Give the number of lines in the records below that include "this", and nothing more.

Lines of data

_ _ _

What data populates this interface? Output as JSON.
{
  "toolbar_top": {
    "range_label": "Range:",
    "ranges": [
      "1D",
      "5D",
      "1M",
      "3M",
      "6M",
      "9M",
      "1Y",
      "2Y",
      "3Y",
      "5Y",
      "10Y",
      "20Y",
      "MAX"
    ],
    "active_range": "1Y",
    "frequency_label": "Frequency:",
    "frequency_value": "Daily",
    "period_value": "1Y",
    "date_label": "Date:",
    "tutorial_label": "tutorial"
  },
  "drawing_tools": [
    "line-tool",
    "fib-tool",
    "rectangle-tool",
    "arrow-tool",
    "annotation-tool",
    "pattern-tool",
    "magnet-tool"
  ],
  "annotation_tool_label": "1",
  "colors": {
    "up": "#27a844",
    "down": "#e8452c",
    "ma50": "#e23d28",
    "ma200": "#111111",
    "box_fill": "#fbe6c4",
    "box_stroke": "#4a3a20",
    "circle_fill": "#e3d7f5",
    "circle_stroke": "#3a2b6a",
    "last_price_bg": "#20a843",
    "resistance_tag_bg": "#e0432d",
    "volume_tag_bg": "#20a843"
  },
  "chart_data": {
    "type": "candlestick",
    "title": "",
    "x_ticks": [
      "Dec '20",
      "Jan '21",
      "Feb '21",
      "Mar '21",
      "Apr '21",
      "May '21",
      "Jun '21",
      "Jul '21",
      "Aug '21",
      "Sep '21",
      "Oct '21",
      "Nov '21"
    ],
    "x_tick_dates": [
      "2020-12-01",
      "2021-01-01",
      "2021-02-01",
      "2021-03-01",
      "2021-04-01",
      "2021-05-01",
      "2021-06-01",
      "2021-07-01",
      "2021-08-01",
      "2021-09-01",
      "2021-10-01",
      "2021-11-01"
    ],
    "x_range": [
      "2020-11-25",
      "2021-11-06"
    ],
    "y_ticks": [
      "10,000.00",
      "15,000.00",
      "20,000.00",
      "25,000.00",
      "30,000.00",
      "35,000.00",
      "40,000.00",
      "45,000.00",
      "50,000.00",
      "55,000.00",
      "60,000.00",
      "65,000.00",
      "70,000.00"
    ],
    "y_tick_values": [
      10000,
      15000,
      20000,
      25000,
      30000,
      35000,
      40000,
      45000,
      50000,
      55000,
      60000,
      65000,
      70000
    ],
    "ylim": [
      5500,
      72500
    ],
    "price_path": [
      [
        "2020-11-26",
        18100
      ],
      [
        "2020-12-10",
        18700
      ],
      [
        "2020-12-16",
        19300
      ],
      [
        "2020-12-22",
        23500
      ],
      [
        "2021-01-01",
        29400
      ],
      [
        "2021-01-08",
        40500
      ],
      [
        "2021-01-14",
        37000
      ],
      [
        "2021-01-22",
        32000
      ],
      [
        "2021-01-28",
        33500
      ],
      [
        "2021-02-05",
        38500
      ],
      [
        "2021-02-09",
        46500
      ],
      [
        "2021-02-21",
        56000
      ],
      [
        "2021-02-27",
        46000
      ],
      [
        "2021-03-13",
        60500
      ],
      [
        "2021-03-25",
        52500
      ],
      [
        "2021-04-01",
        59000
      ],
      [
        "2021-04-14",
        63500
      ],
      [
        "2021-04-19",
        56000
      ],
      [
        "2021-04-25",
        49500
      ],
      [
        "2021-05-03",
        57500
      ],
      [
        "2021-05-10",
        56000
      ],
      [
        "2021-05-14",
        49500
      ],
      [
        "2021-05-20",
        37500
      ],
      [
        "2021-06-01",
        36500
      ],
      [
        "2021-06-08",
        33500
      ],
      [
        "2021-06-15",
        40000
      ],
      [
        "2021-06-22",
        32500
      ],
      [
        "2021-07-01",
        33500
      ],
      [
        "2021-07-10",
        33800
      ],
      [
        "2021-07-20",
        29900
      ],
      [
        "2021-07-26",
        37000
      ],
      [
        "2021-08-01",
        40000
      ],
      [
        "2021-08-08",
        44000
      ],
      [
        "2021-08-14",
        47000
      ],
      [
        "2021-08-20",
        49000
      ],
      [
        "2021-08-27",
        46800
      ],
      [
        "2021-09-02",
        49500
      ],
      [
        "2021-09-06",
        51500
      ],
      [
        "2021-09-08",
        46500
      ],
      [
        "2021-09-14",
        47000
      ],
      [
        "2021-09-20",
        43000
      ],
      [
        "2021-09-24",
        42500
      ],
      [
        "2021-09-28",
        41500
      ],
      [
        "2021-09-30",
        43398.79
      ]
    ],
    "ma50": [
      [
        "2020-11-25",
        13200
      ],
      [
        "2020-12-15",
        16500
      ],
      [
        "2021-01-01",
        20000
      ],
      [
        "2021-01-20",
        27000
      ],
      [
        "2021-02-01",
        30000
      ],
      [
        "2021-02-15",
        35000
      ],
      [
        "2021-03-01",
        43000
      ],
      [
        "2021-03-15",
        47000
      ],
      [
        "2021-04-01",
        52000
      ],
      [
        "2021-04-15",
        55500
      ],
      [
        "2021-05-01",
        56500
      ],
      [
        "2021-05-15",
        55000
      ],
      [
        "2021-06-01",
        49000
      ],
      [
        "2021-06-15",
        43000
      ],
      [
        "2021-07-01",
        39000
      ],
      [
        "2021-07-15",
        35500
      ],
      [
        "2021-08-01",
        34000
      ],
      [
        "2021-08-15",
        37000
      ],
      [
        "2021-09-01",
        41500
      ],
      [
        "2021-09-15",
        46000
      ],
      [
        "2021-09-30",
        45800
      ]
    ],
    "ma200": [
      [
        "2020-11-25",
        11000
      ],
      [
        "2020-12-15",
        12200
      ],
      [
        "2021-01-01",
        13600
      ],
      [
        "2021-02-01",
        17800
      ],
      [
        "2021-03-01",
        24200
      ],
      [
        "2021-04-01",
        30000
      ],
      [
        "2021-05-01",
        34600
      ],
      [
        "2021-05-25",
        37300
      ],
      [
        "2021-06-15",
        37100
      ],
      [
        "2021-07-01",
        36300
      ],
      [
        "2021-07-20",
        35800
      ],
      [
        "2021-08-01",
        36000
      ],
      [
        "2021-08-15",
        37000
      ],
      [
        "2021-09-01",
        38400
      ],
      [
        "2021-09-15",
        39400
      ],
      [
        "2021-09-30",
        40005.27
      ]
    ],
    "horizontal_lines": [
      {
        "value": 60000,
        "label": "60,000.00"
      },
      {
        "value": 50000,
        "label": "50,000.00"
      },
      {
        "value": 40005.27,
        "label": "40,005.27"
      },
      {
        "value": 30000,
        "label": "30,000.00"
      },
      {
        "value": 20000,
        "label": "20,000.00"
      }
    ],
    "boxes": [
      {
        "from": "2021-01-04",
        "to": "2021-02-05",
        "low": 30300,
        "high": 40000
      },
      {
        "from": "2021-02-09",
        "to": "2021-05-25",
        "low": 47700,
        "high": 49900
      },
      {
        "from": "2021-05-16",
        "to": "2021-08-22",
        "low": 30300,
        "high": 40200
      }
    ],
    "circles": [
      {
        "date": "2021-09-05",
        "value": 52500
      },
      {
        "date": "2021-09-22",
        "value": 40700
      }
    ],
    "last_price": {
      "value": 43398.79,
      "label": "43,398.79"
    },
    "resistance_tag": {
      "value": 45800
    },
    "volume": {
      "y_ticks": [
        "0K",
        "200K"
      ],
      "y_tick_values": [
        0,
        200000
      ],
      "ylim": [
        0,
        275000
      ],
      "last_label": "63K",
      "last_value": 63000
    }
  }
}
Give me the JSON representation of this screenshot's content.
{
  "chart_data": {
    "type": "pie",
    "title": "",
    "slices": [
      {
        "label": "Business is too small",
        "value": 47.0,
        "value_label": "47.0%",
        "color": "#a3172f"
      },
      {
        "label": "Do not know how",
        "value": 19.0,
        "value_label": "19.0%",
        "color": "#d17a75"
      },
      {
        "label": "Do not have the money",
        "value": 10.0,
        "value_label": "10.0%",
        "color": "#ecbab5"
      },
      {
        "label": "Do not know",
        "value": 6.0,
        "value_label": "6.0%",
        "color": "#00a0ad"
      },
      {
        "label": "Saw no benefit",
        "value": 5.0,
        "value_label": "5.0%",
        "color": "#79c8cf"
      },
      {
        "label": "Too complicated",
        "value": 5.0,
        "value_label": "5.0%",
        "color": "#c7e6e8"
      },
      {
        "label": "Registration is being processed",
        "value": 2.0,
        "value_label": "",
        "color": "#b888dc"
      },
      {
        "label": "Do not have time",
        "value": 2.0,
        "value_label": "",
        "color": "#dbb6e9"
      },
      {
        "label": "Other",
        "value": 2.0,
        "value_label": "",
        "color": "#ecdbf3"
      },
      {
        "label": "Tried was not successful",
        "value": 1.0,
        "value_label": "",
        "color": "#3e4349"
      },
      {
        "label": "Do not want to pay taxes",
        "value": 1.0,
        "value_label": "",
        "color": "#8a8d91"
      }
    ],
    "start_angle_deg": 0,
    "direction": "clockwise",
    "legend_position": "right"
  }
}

_ _ _

▸ **EXERCISE OUTPUT**
2